> **Dataset content**

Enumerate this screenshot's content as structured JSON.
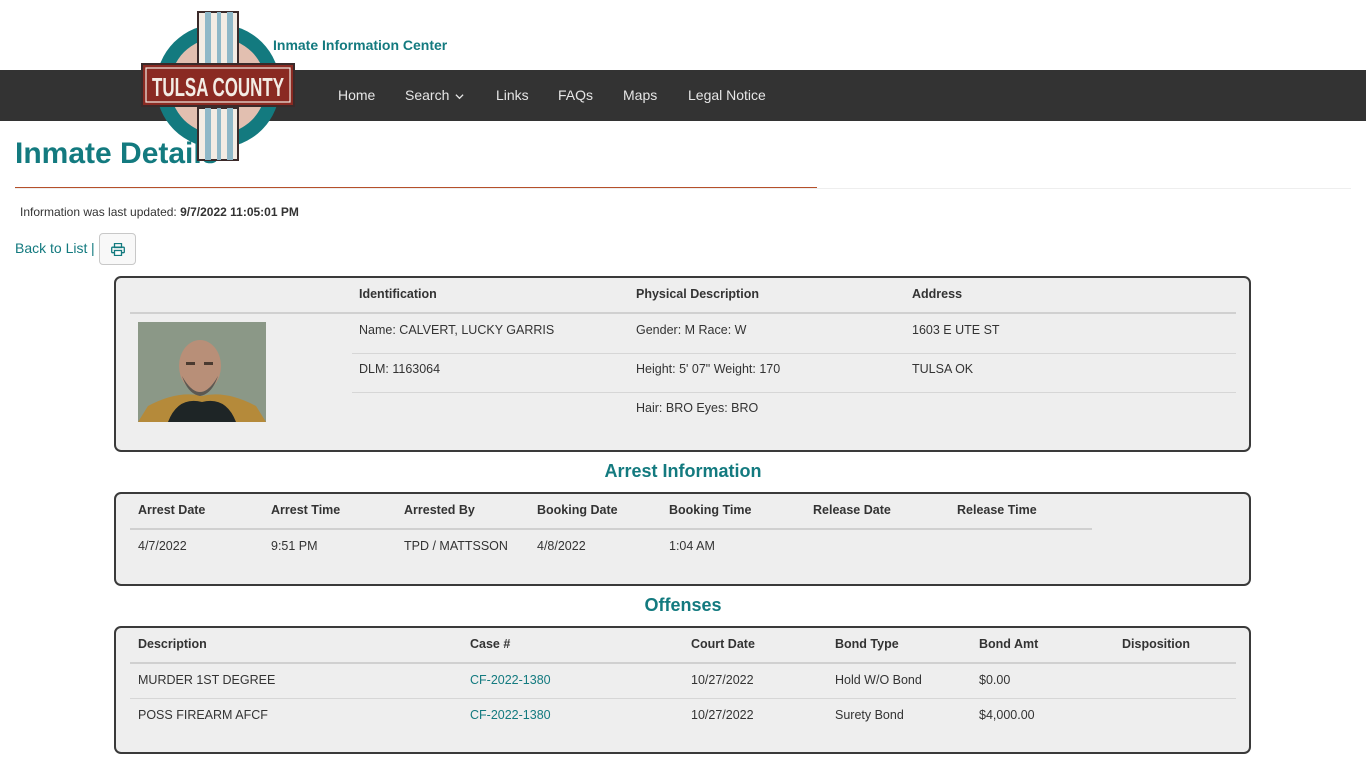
{
  "header": {
    "site_title": "Inmate Information Center",
    "logo_text": "TULSA COUNTY",
    "nav": [
      {
        "label": "Home"
      },
      {
        "label": "Search"
      },
      {
        "label": "Links"
      },
      {
        "label": "FAQs"
      },
      {
        "label": "Maps"
      },
      {
        "label": "Legal Notice"
      }
    ]
  },
  "page": {
    "title": "Inmate Details",
    "updated_label": "Information was last updated:",
    "updated_value": "9/7/2022 11:05:01 PM",
    "back_label": "Back to List",
    "separator": "|"
  },
  "identity": {
    "headers": {
      "identification": "Identification",
      "physical": "Physical Description",
      "address": "Address"
    },
    "name": "Name: CALVERT, LUCKY GARRIS",
    "dlm": "DLM: 1163064",
    "gender_race": "Gender: M Race: W",
    "height_weight": "Height: 5' 07\" Weight: 170",
    "hair_eyes": "Hair: BRO Eyes: BRO",
    "address_line1": "1603 E UTE ST",
    "address_line2": "TULSA OK"
  },
  "arrest": {
    "title": "Arrest Information",
    "headers": [
      "Arrest Date",
      "Arrest Time",
      "Arrested By",
      "Booking Date",
      "Booking Time",
      "Release Date",
      "Release Time"
    ],
    "row": [
      "4/7/2022",
      "9:51 PM",
      "TPD / MATTSSON",
      "4/8/2022",
      "1:04 AM",
      "",
      ""
    ]
  },
  "offenses": {
    "title": "Offenses",
    "headers": [
      "Description",
      "Case #",
      "Court Date",
      "Bond Type",
      "Bond Amt",
      "Disposition"
    ],
    "rows": [
      [
        "MURDER 1ST DEGREE",
        "CF-2022-1380",
        "10/27/2022",
        "Hold W/O Bond",
        "$0.00",
        ""
      ],
      [
        "POSS FIREARM AFCF",
        "CF-2022-1380",
        "10/27/2022",
        "Surety Bond",
        "$4,000.00",
        ""
      ]
    ]
  },
  "colors": {
    "accent": "#137a7f",
    "navbar": "#333333",
    "rule_accent": "#b5502a",
    "panel_bg": "#eeeeee"
  },
  "icons": [
    "chevron-down-icon",
    "print-icon",
    "tulsa-county-logo"
  ]
}
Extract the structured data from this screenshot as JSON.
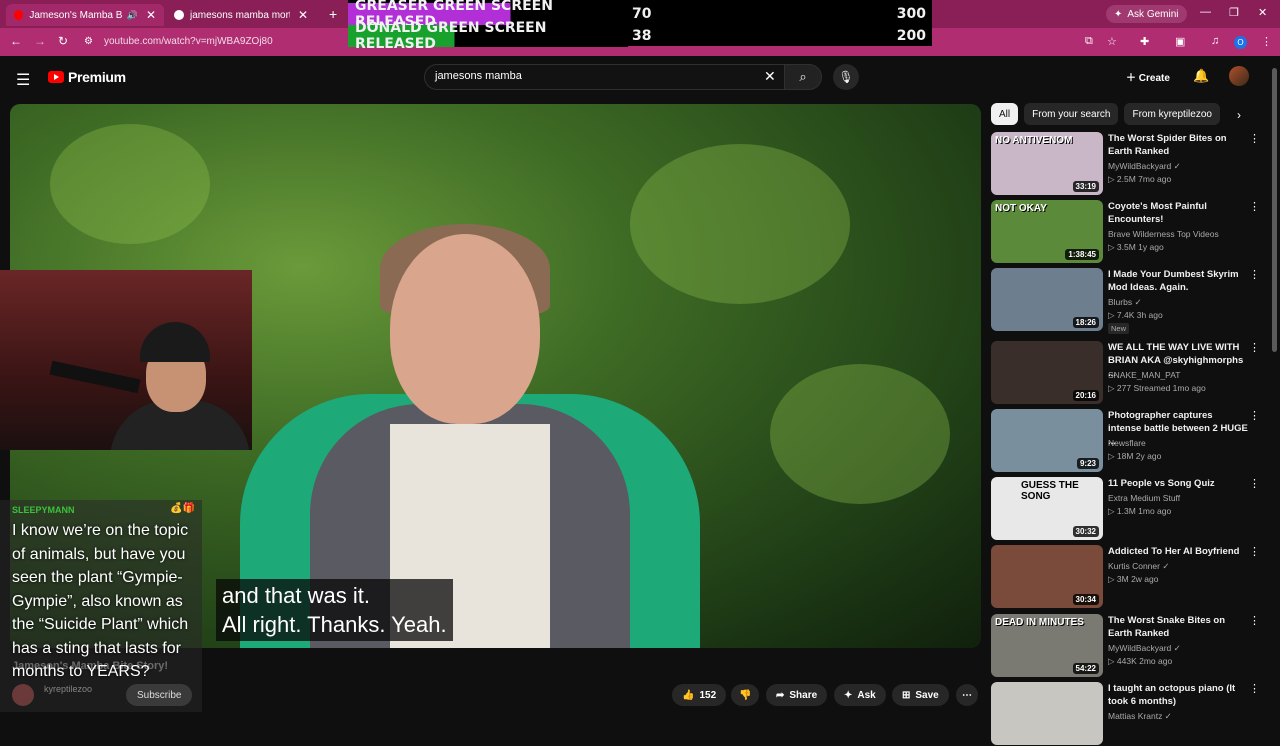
{
  "browser": {
    "tabs": [
      {
        "label": "Jameson's Mamba Bite Story!",
        "active": true,
        "color": "#ff0000"
      },
      {
        "label": "jamesons mamba mortality rate",
        "active": false,
        "color": "#ffffff"
      }
    ],
    "ask_gemini": "Ask Gemini",
    "url": "youtube.com/watch?v=mjWBA9ZOj80",
    "profile_initial": "O"
  },
  "overlay": {
    "rows": [
      {
        "label": "GREASER GREEN SCREEN RELEASED",
        "value": "70",
        "target": "300"
      },
      {
        "label": "DONALD GREEN SCREEN RELEASED",
        "value": "38",
        "target": "200"
      }
    ]
  },
  "youtube": {
    "logo": "Premium",
    "search_value": "jamesons mamba",
    "create": "Create"
  },
  "stream": {
    "chat_user": "SLEEPYMANN",
    "chat_message": "I know we’re on the topic of animals, but have you seen the plant “Gympie-Gympie”, also known as the “Suicide Plant” which has a sting that lasts for months to YEARS?",
    "subtitle_lines": [
      "and that was it.",
      "All right. Thanks. Yeah."
    ]
  },
  "video_info": {
    "title": "Jameson's Mamba Bite Story!",
    "channel": "kyreptilezoo",
    "subscribe": "Subscribe",
    "likes": "152",
    "share": "Share",
    "ask": "Ask",
    "save": "Save"
  },
  "chips": [
    "All",
    "From your search",
    "From kyreptilezoo"
  ],
  "recommendations": [
    {
      "title": "The Worst Spider Bites on Earth Ranked",
      "channel": "MyWildBackyard",
      "meta": "2.5M  7mo ago",
      "duration": "33:19",
      "thumb_text": "NO ANTIVENOM",
      "thumb_color": "#c9b7c8",
      "verified": true
    },
    {
      "title": "Coyote's Most Painful Encounters!",
      "channel": "Brave Wilderness Top Videos",
      "meta": "3.5M  1y ago",
      "duration": "1:38:45",
      "thumb_text": "NOT OKAY",
      "thumb_color": "#5b8a3a",
      "verified": false
    },
    {
      "title": "I Made Your Dumbest Skyrim Mod Ideas. Again.",
      "channel": "Blurbs",
      "meta": "7.4K  3h ago",
      "duration": "18:26",
      "thumb_text": "",
      "thumb_color": "#6d7f8e",
      "verified": true,
      "badge": "New"
    },
    {
      "title": "WE ALL THE WAY LIVE WITH BRIAN AKA @skyhighmorphs ...",
      "channel": "SNAKE_MAN_PAT",
      "meta": "277  Streamed 1mo ago",
      "duration": "20:16",
      "thumb_text": "",
      "thumb_color": "#3a2e2a",
      "verified": false
    },
    {
      "title": "Photographer captures intense battle between 2 HUGE ...",
      "channel": "Newsflare",
      "meta": "18M  2y ago",
      "duration": "9:23",
      "thumb_text": "",
      "thumb_color": "#7a8f9e",
      "verified": false
    },
    {
      "title": "11 People vs Song Quiz",
      "channel": "Extra Medium Stuff",
      "meta": "1.3M  1mo ago",
      "duration": "30:32",
      "thumb_text": "GUESS THE SONG",
      "thumb_color": "#e8e8e8",
      "verified": false
    },
    {
      "title": "Addicted To Her AI Boyfriend",
      "channel": "Kurtis Conner",
      "meta": "3M  2w ago",
      "duration": "30:34",
      "thumb_text": "",
      "thumb_color": "#7a4a3a",
      "verified": true
    },
    {
      "title": "The Worst Snake Bites on Earth Ranked",
      "channel": "MyWildBackyard",
      "meta": "443K  2mo ago",
      "duration": "54:22",
      "thumb_text": "DEAD IN MINUTES",
      "thumb_color": "#7a7a72",
      "verified": true
    },
    {
      "title": "I taught an octopus piano (It took 6 months)",
      "channel": "Mattias Krantz",
      "meta": "",
      "duration": "",
      "thumb_text": "",
      "thumb_color": "#c8c6c0",
      "verified": true
    }
  ]
}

> **Aim**
Omitting all images, retype each line of the records precisely.

> **Correct response**
Enumerate this screenshot's content as structured JSON.
{
  "header": {
    "site_title": "Inmate Information Center",
    "logo_text": "TULSA COUNTY",
    "nav": [
      {
        "label": "Home"
      },
      {
        "label": "Search"
      },
      {
        "label": "Links"
      },
      {
        "label": "FAQs"
      },
      {
        "label": "Maps"
      },
      {
        "label": "Legal Notice"
      }
    ]
  },
  "page": {
    "title": "Inmate Details",
    "updated_label": "Information was last updated:",
    "updated_value": "9/7/2022 11:05:01 PM",
    "back_label": "Back to List",
    "separator": "|"
  },
  "identity": {
    "headers": {
      "identification": "Identification",
      "physical": "Physical Description",
      "address": "Address"
    },
    "name": "Name: CALVERT, LUCKY GARRIS",
    "dlm": "DLM: 1163064",
    "gender_race": "Gender: M Race: W",
    "height_weight": "Height: 5' 07\" Weight: 170",
    "hair_eyes": "Hair: BRO Eyes: BRO",
    "address_line1": "1603 E UTE ST",
    "address_line2": "TULSA OK"
  },
  "arrest": {
    "title": "Arrest Information",
    "headers": [
      "Arrest Date",
      "Arrest Time",
      "Arrested By",
      "Booking Date",
      "Booking Time",
      "Release Date",
      "Release Time"
    ],
    "row": [
      "4/7/2022",
      "9:51 PM",
      "TPD / MATTSSON",
      "4/8/2022",
      "1:04 AM",
      "",
      ""
    ]
  },
  "offenses": {
    "title": "Offenses",
    "headers": [
      "Description",
      "Case #",
      "Court Date",
      "Bond Type",
      "Bond Amt",
      "Disposition"
    ],
    "rows": [
      [
        "MURDER 1ST DEGREE",
        "CF-2022-1380",
        "10/27/2022",
        "Hold W/O Bond",
        "$0.00",
        ""
      ],
      [
        "POSS FIREARM AFCF",
        "CF-2022-1380",
        "10/27/2022",
        "Surety Bond",
        "$4,000.00",
        ""
      ]
    ]
  },
  "colors": {
    "accent": "#137a7f",
    "navbar": "#333333",
    "rule_accent": "#b5502a",
    "panel_bg": "#eeeeee"
  },
  "icons": [
    "chevron-down-icon",
    "print-icon",
    "tulsa-county-logo"
  ]
}
Extract the structured data from this screenshot as JSON.
{
  "browser": {
    "tabs": [
      {
        "label": "Jameson's Mamba Bite Story!",
        "active": true,
        "color": "#ff0000"
      },
      {
        "label": "jamesons mamba mortality rate",
        "active": false,
        "color": "#ffffff"
      }
    ],
    "ask_gemini": "Ask Gemini",
    "url": "youtube.com/watch?v=mjWBA9ZOj80",
    "profile_initial": "O"
  },
  "overlay": {
    "rows": [
      {
        "label": "GREASER GREEN SCREEN RELEASED",
        "value": "70",
        "target": "300"
      },
      {
        "label": "DONALD GREEN SCREEN RELEASED",
        "value": "38",
        "target": "200"
      }
    ]
  },
  "youtube": {
    "logo": "Premium",
    "search_value": "jamesons mamba",
    "create": "Create"
  },
  "stream": {
    "chat_user": "SLEEPYMANN",
    "chat_message": "I know we’re on the topic of animals, but have you seen the plant “Gympie-Gympie”, also known as the “Suicide Plant” which has a sting that lasts for months to YEARS?",
    "subtitle_lines": [
      "and that was it.",
      "All right. Thanks. Yeah."
    ]
  },
  "video_info": {
    "title": "Jameson's Mamba Bite Story!",
    "channel": "kyreptilezoo",
    "subscribe": "Subscribe",
    "likes": "152",
    "share": "Share",
    "ask": "Ask",
    "save": "Save"
  },
  "chips": [
    "All",
    "From your search",
    "From kyreptilezoo"
  ],
  "recommendations": [
    {
      "title": "The Worst Spider Bites on Earth Ranked",
      "channel": "MyWildBackyard",
      "meta": "2.5M  7mo ago",
      "duration": "33:19",
      "thumb_text": "NO ANTIVENOM",
      "thumb_color": "#c9b7c8",
      "verified": true
    },
    {
      "title": "Coyote's Most Painful Encounters!",
      "channel": "Brave Wilderness Top Videos",
      "meta": "3.5M  1y ago",
      "duration": "1:38:45",
      "thumb_text": "NOT OKAY",
      "thumb_color": "#5b8a3a",
      "verified": false
    },
    {
      "title": "I Made Your Dumbest Skyrim Mod Ideas. Again.",
      "channel": "Blurbs",
      "meta": "7.4K  3h ago",
      "duration": "18:26",
      "thumb_text": "",
      "thumb_color": "#6d7f8e",
      "verified": true,
      "badge": "New"
    },
    {
      "title": "WE ALL THE WAY LIVE WITH BRIAN AKA @skyhighmorphs ...",
      "channel": "SNAKE_MAN_PAT",
      "meta": "277  Streamed 1mo ago",
      "duration": "20:16",
      "thumb_text": "",
      "thumb_color": "#3a2e2a",
      "verified": false
    },
    {
      "title": "Photographer captures intense battle between 2 HUGE ...",
      "channel": "Newsflare",
      "meta": "18M  2y ago",
      "duration": "9:23",
      "thumb_text": "",
      "thumb_color": "#7a8f9e",
      "verified": false
    },
    {
      "title": "11 People vs Song Quiz",
      "channel": "Extra Medium Stuff",
      "meta": "1.3M  1mo ago",
      "duration": "30:32",
      "thumb_text": "GUESS THE SONG",
      "thumb_color": "#e8e8e8",
      "verified": false
    },
    {
      "title": "Addicted To Her AI Boyfriend",
      "channel": "Kurtis Conner",
      "meta": "3M  2w ago",
      "duration": "30:34",
      "thumb_text": "",
      "thumb_color": "#7a4a3a",
      "verified": true
    },
    {
      "title": "The Worst Snake Bites on Earth Ranked",
      "channel": "MyWildBackyard",
      "meta": "443K  2mo ago",
      "duration": "54:22",
      "thumb_text": "DEAD IN MINUTES",
      "thumb_color": "#7a7a72",
      "verified": true
    },
    {
      "title": "I taught an octopus piano (It took 6 months)",
      "channel": "Mattias Krantz",
      "meta": "",
      "duration": "",
      "thumb_text": "",
      "thumb_color": "#c8c6c0",
      "verified": true
    }
  ]
}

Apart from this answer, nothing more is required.